**Problem description**
Render the rows from the one containing "wizard-header: Configure Vector" through the one containing "android-studio-logo-icon [24, 59, 66, 102]", both included, as a JSON list of strings with one string per row and no blank rows.

**Given data**
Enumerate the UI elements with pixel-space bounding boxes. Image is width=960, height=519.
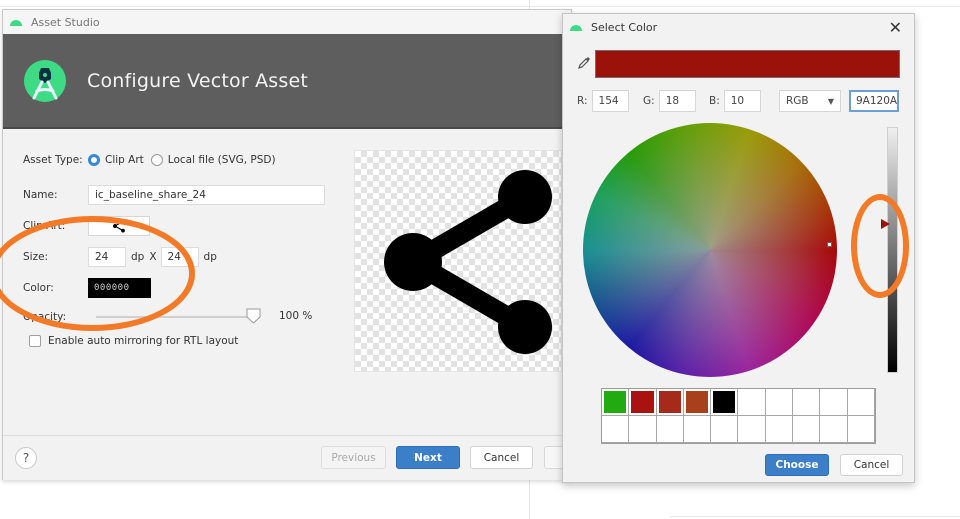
wizard-header: Configure Vector Asset [3, 34, 571, 129]
color-wheel[interactable] [583, 123, 837, 377]
opacity-value: 100 % [279, 310, 313, 322]
size-label: Size: [23, 251, 49, 263]
clip-art-button[interactable] [88, 216, 150, 236]
share-icon [384, 170, 552, 354]
asset-type-row: Asset Type: Clip Art Local file (SVG, PS… [23, 154, 283, 166]
recent-color-swatch[interactable] [820, 389, 848, 416]
android-icon [570, 25, 582, 31]
color-swatch-button[interactable]: 000000 [88, 278, 151, 298]
recent-color-swatch[interactable] [820, 416, 848, 443]
blue-field: B: 10 [709, 90, 761, 112]
brightness-slider-thumb[interactable] [881, 219, 890, 229]
green-field: G: 18 [643, 90, 696, 112]
recent-color-swatch[interactable] [683, 416, 712, 443]
share-icon [113, 219, 125, 233]
recent-color-swatch[interactable] [602, 389, 630, 416]
recent-color-swatch[interactable] [656, 389, 684, 416]
rtl-label[interactable]: Enable auto mirroring for RTL layout [48, 335, 238, 347]
recent-color-swatch[interactable] [629, 389, 657, 416]
android-studio-logo-icon [24, 59, 66, 102]
dialog-cancel-button[interactable]: Cancel [840, 454, 903, 476]
size-separator: X [149, 251, 157, 263]
color-mode-value: RGB [786, 95, 809, 107]
opacity-row: Opacity: 100 % [23, 308, 323, 324]
recent-color-swatch[interactable] [602, 416, 630, 443]
recent-color-swatch[interactable] [793, 416, 821, 443]
android-icon [10, 20, 22, 26]
red-input[interactable]: 154 [591, 90, 629, 112]
previous-button[interactable]: Previous [321, 446, 386, 469]
recent-color-swatch[interactable] [793, 389, 821, 416]
recent-color-swatch[interactable] [711, 389, 739, 416]
recent-color-swatch[interactable] [738, 389, 766, 416]
color-label: Color: [23, 282, 54, 294]
recent-color-swatch[interactable] [765, 416, 794, 443]
size-width-input[interactable]: 24 [88, 247, 126, 267]
opacity-label: Opacity: [23, 311, 67, 323]
rgb-inputs: R: 154 G: 18 B: 10 RGB ▼ 9A120A [577, 90, 907, 112]
opacity-slider-thumb[interactable] [246, 308, 261, 324]
clip-art-row: Clip Art: [23, 216, 150, 236]
eyedropper-icon[interactable] [577, 56, 591, 70]
icon-preview [354, 150, 562, 372]
blue-input[interactable]: 10 [723, 90, 761, 112]
clip-art-radio-label[interactable]: Clip Art [105, 154, 144, 166]
green-label: G: [643, 95, 655, 107]
recent-color-swatch[interactable] [847, 416, 875, 443]
color-mode-select[interactable]: RGB ▼ [779, 90, 841, 112]
recent-color-swatch[interactable] [629, 416, 657, 443]
recent-color-swatch[interactable] [711, 416, 739, 443]
green-input[interactable]: 18 [658, 90, 696, 112]
wizard-footer: ? Previous Next Cancel [3, 435, 584, 480]
help-button[interactable]: ? [15, 447, 37, 469]
asset-type-label: Asset Type: [23, 154, 83, 166]
choose-button[interactable]: Choose [765, 454, 829, 476]
recent-color-swatch[interactable] [847, 389, 875, 416]
local-file-radio-label[interactable]: Local file (SVG, PSD) [168, 154, 276, 166]
local-file-radio[interactable] [150, 154, 163, 166]
chevron-down-icon: ▼ [827, 96, 834, 106]
recent-color-swatch[interactable] [765, 389, 794, 416]
size-row: Size: 24 dp X 24 dp [23, 247, 217, 267]
recent-color-swatch[interactable] [683, 389, 712, 416]
color-wheel-marker[interactable] [827, 242, 832, 247]
select-color-dialog: Select Color ✕ R: 154 G: 18 B: 10 RGB ▼ … [562, 13, 915, 483]
blue-label: B: [709, 95, 720, 107]
hex-input[interactable]: 9A120A [849, 90, 899, 112]
size-height-input[interactable]: 24 [160, 247, 199, 267]
color-row: Color: 000000 [23, 278, 151, 298]
name-input[interactable]: ic_baseline_share_24 [88, 185, 325, 205]
background-divider [670, 516, 960, 517]
window-titlebar: Asset Studio [3, 10, 571, 34]
dialog-titlebar: Select Color ✕ [563, 14, 914, 40]
cancel-button[interactable]: Cancel [470, 446, 533, 469]
page-title: Configure Vector Asset [87, 69, 309, 92]
asset-studio-window: Asset Studio Configure Vector Asset Asse… [2, 9, 584, 480]
name-label: Name: [23, 189, 58, 201]
red-label: R: [577, 95, 588, 107]
next-button[interactable]: Next [396, 446, 460, 469]
name-row: Name: ic_baseline_share_24 [23, 185, 325, 205]
clip-art-label: Clip Art: [23, 220, 66, 232]
recent-color-swatch[interactable] [738, 416, 766, 443]
size-width-unit: dp [131, 251, 145, 263]
recent-color-swatch[interactable] [656, 416, 684, 443]
dialog-title: Select Color [591, 20, 658, 34]
opacity-slider[interactable] [96, 316, 252, 318]
size-height-unit: dp [203, 251, 217, 263]
clip-art-radio[interactable] [88, 154, 100, 166]
background-divider [0, 6, 960, 7]
close-icon[interactable]: ✕ [889, 18, 902, 37]
selected-color-preview [595, 50, 900, 78]
window-title: Asset Studio [31, 15, 100, 29]
rtl-row: Enable auto mirroring for RTL layout [23, 335, 238, 347]
rtl-checkbox[interactable] [29, 335, 41, 347]
recent-colors-grid [601, 388, 876, 444]
red-field: R: 154 [577, 90, 629, 112]
brightness-slider[interactable] [887, 127, 898, 373]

**Answer to this problem**
[
  "wizard-header: Configure Vector Asset [3, 34, 571, 129]",
  "color-wheel[interactable] [583, 123, 837, 377]",
  "opacity-value: 100 % [279, 310, 313, 322]",
  "size-label: Size: [23, 251, 49, 263]",
  "clip-art-button[interactable] [88, 216, 150, 236]",
  "share-icon [384, 170, 552, 354]",
  "asset-type-row: Asset Type: Clip Art Local file (SVG, PS… [23, 154, 283, 166]",
  "recent-color-swatch[interactable] [820, 389, 848, 416]",
  "android-icon [570, 25, 582, 31]",
  "color-swatch-button[interactable]: 000000 [88, 278, 151, 298]",
  "recent-color-swatch[interactable] [820, 416, 848, 443]",
  "blue-field: B: 10 [709, 90, 761, 112]",
  "brightness-slider-thumb[interactable] [881, 219, 890, 229]",
  "green-field: G: 18 [643, 90, 696, 112]",
  "recent-color-swatch[interactable] [683, 416, 712, 443]",
  "share-icon [113, 219, 125, 233]",
  "recent-color-swatch[interactable] [602, 389, 630, 416]",
  "recent-color-swatch[interactable] [656, 389, 684, 416]",
  "rtl-label[interactable]: Enable auto mirroring for RTL layout [48, 335, 238, 347]",
  "recent-color-swatch[interactable] [629, 389, 657, 416]",
  "android-studio-logo-icon [24, 59, 66, 102]"
]